GOAL OF THE EXERCISE: Extract every line that includes the string "horizontal".

RECORDS TO PROCESS:

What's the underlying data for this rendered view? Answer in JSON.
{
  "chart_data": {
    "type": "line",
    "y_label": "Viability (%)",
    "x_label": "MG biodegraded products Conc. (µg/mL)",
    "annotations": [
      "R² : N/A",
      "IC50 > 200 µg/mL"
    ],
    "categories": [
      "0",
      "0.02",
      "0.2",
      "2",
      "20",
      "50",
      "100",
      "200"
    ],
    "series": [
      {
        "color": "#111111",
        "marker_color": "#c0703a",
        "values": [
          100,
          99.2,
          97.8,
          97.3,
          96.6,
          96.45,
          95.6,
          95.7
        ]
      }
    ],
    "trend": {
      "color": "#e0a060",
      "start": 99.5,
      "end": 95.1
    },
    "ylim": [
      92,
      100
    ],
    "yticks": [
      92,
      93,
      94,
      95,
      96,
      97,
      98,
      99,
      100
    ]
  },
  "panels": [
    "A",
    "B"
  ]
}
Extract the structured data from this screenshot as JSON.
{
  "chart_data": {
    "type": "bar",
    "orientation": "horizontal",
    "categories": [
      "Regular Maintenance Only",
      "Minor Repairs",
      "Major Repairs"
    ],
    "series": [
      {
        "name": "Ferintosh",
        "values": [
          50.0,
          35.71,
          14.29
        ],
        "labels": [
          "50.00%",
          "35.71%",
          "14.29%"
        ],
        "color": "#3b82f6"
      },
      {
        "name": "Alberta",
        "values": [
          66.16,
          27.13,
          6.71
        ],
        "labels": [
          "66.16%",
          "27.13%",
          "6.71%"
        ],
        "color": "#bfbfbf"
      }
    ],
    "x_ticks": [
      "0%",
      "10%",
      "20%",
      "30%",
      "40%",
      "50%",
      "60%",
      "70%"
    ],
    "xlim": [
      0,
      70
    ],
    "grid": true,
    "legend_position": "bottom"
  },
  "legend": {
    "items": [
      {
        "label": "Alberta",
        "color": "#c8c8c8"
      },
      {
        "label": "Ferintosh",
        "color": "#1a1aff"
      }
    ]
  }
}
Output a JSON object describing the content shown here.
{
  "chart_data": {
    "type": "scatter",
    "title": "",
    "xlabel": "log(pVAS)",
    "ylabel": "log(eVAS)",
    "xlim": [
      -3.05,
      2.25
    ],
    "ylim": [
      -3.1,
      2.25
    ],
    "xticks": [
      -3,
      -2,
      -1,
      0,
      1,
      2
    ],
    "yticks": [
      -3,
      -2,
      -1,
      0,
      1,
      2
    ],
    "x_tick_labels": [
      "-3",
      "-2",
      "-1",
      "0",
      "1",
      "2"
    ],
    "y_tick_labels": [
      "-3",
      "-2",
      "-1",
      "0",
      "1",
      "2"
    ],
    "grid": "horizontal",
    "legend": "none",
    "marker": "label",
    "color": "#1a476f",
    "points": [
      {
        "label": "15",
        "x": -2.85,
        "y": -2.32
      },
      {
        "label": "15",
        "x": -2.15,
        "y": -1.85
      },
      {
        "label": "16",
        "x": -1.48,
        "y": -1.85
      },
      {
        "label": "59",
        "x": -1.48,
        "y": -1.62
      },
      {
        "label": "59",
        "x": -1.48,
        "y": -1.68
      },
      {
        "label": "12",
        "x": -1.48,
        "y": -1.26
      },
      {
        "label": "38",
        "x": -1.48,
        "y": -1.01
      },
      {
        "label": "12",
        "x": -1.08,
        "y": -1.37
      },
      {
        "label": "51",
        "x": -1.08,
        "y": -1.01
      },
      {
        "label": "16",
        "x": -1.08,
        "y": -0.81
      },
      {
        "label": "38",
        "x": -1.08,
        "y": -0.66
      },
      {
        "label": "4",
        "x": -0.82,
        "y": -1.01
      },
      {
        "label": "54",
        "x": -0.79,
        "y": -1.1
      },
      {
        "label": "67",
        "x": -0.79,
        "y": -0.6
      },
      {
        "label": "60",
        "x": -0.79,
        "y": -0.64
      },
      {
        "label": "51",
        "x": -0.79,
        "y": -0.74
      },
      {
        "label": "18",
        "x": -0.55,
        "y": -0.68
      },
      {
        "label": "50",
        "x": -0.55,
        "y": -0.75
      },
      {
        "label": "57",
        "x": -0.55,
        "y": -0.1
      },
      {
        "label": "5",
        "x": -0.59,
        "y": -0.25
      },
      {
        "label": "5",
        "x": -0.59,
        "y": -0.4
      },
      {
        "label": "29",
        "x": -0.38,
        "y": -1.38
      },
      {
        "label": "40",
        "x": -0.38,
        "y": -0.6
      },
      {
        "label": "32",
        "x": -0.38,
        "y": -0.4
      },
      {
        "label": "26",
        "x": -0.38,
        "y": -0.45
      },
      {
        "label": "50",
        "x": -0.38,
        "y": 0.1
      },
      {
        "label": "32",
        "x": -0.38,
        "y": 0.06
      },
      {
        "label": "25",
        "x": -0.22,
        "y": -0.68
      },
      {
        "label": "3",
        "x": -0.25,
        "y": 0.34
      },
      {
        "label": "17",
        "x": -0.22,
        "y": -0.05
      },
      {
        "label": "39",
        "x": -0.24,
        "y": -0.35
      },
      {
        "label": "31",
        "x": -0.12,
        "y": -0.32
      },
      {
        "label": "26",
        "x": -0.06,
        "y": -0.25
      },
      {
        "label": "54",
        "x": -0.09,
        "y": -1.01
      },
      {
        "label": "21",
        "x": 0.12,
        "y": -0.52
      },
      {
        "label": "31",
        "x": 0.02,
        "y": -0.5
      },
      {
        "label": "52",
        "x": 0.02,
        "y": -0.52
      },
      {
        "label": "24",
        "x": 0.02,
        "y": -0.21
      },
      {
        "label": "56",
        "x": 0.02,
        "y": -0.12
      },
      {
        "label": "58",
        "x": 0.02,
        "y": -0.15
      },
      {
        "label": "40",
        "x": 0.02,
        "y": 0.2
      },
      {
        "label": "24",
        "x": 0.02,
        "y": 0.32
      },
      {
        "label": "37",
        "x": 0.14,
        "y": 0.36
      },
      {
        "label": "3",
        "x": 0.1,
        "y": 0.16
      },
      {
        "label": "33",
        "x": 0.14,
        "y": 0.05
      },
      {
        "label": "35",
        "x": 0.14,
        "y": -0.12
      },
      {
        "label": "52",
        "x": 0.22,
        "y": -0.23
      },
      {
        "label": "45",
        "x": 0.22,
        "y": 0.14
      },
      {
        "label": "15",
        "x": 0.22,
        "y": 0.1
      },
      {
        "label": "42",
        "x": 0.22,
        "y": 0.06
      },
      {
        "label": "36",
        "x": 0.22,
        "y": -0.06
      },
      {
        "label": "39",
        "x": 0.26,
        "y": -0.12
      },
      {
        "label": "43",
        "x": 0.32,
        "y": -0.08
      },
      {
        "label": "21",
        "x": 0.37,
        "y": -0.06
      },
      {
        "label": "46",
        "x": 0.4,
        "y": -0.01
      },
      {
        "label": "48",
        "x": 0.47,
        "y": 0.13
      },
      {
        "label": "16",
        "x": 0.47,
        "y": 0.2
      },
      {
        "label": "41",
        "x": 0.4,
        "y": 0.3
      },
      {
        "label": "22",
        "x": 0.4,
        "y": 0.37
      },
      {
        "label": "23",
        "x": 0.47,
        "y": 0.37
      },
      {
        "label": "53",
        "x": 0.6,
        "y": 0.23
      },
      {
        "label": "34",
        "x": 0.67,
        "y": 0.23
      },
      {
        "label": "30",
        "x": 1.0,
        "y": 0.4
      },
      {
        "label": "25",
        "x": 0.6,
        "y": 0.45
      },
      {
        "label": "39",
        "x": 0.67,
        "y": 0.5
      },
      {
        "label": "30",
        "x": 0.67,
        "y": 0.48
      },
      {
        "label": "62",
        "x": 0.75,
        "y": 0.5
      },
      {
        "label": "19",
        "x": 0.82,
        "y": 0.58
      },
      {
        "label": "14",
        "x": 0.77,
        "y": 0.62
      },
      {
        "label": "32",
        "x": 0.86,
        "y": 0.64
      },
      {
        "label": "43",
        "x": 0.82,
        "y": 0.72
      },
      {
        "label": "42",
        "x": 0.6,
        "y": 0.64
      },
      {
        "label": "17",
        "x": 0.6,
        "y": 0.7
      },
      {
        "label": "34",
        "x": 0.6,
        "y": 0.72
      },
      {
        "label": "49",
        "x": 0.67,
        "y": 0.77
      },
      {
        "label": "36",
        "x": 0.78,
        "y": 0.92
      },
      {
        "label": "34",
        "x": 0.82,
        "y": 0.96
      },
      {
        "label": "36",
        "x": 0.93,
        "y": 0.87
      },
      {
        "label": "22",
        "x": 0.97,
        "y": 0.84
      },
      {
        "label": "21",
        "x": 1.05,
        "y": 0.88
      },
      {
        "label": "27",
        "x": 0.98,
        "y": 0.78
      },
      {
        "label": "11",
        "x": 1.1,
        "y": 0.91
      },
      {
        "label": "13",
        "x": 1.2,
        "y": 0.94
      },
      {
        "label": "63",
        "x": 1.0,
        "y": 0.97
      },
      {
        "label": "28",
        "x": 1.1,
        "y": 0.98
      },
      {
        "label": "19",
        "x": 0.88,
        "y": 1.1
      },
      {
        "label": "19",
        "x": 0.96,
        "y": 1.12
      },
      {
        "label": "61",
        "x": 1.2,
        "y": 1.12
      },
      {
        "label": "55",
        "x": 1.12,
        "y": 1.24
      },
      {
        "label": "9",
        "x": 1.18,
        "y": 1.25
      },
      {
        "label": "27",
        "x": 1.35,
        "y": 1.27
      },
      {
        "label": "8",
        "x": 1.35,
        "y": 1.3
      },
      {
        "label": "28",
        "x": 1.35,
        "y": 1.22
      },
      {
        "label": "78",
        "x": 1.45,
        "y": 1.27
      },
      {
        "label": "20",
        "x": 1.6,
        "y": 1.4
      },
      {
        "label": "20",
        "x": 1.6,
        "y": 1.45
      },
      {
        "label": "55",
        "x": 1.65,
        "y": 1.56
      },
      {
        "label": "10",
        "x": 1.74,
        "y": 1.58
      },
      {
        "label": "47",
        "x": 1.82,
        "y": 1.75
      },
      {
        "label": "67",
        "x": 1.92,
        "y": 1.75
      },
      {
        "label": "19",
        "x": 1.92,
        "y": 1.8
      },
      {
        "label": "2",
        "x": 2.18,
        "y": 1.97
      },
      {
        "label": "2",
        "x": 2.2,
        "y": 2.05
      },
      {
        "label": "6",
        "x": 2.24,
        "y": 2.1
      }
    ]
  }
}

SOLUTION BELOW:
    "orientation": "horizontal",
    "grid": "horizontal",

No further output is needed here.